Dataset excerpts:
::::

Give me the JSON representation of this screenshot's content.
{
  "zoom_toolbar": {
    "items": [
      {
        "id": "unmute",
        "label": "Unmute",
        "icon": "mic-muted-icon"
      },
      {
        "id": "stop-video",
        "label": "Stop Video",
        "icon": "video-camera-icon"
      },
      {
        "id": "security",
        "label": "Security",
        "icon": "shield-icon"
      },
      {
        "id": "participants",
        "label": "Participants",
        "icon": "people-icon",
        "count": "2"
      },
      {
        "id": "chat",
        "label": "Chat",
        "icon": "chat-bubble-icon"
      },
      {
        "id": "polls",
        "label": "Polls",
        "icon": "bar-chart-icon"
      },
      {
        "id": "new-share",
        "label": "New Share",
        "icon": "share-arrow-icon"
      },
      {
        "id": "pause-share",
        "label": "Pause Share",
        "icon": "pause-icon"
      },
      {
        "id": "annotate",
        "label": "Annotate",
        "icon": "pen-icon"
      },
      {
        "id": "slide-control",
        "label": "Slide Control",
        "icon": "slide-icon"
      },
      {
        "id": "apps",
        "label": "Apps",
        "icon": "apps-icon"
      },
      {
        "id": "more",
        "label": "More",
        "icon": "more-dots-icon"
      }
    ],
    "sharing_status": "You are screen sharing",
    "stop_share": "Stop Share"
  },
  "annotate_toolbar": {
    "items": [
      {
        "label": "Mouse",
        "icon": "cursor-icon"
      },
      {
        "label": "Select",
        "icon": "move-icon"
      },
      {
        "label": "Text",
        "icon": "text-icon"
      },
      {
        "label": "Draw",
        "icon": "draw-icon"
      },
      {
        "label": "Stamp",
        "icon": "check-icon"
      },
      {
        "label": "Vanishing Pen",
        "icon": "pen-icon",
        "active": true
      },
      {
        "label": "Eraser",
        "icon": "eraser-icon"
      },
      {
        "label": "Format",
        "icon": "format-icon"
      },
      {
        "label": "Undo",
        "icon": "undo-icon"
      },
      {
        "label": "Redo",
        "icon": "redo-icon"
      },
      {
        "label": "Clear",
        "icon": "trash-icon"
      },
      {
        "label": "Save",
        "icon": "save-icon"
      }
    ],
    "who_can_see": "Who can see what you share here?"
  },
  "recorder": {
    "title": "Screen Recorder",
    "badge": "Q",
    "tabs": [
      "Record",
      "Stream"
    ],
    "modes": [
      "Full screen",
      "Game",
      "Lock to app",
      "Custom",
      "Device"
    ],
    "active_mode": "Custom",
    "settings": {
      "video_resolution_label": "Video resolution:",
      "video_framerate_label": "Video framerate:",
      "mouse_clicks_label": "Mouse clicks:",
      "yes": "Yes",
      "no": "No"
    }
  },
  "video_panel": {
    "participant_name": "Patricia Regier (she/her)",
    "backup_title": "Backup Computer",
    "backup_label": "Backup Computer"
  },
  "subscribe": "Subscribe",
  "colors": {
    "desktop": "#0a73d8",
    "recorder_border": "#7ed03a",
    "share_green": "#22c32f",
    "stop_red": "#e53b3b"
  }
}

::::

■ Exercise brief:
Copy all data exactly, start to finish.

■ Exercise output:
Give me the JSON representation of this screenshot's content.
{
  "zoom_toolbar": {
    "items": [
      {
        "id": "unmute",
        "label": "Unmute",
        "icon": "mic-muted-icon"
      },
      {
        "id": "stop-video",
        "label": "Stop Video",
        "icon": "video-camera-icon"
      },
      {
        "id": "security",
        "label": "Security",
        "icon": "shield-icon"
      },
      {
        "id": "participants",
        "label": "Participants",
        "icon": "people-icon",
        "count": "2"
      },
      {
        "id": "chat",
        "label": "Chat",
        "icon": "chat-bubble-icon"
      },
      {
        "id": "polls",
        "label": "Polls",
        "icon": "bar-chart-icon"
      },
      {
        "id": "new-share",
        "label": "New Share",
        "icon": "share-arrow-icon"
      },
      {
        "id": "pause-share",
        "label": "Pause Share",
        "icon": "pause-icon"
      },
      {
        "id": "annotate",
        "label": "Annotate",
        "icon": "pen-icon"
      },
      {
        "id": "slide-control",
        "label": "Slide Control",
        "icon": "slide-icon"
      },
      {
        "id": "apps",
        "label": "Apps",
        "icon": "apps-icon"
      },
      {
        "id": "more",
        "label": "More",
        "icon": "more-dots-icon"
      }
    ],
    "sharing_status": "You are screen sharing",
    "stop_share": "Stop Share"
  },
  "annotate_toolbar": {
    "items": [
      {
        "label": "Mouse",
        "icon": "cursor-icon"
      },
      {
        "label": "Select",
        "icon": "move-icon"
      },
      {
        "label": "Text",
        "icon": "text-icon"
      },
      {
        "label": "Draw",
        "icon": "draw-icon"
      },
      {
        "label": "Stamp",
        "icon": "check-icon"
      },
      {
        "label": "Vanishing Pen",
        "icon": "pen-icon",
        "active": true
      },
      {
        "label": "Eraser",
        "icon": "eraser-icon"
      },
      {
        "label": "Format",
        "icon": "format-icon"
      },
      {
        "label": "Undo",
        "icon": "undo-icon"
      },
      {
        "label": "Redo",
        "icon": "redo-icon"
      },
      {
        "label": "Clear",
        "icon": "trash-icon"
      },
      {
        "label": "Save",
        "icon": "save-icon"
      }
    ],
    "who_can_see": "Who can see what you share here?"
  },
  "recorder": {
    "title": "Screen Recorder",
    "badge": "Q",
    "tabs": [
      "Record",
      "Stream"
    ],
    "modes": [
      "Full screen",
      "Game",
      "Lock to app",
      "Custom",
      "Device"
    ],
    "active_mode": "Custom",
    "settings": {
      "video_resolution_label": "Video resolution:",
      "video_framerate_label": "Video framerate:",
      "mouse_clicks_label": "Mouse clicks:",
      "yes": "Yes",
      "no": "No"
    }
  },
  "video_panel": {
    "participant_name": "Patricia Regier (she/her)",
    "backup_title": "Backup Computer",
    "backup_label": "Backup Computer"
  },
  "subscribe": "Subscribe",
  "colors": {
    "desktop": "#0a73d8",
    "recorder_border": "#7ed03a",
    "share_green": "#22c32f",
    "stop_red": "#e53b3b"
  }
}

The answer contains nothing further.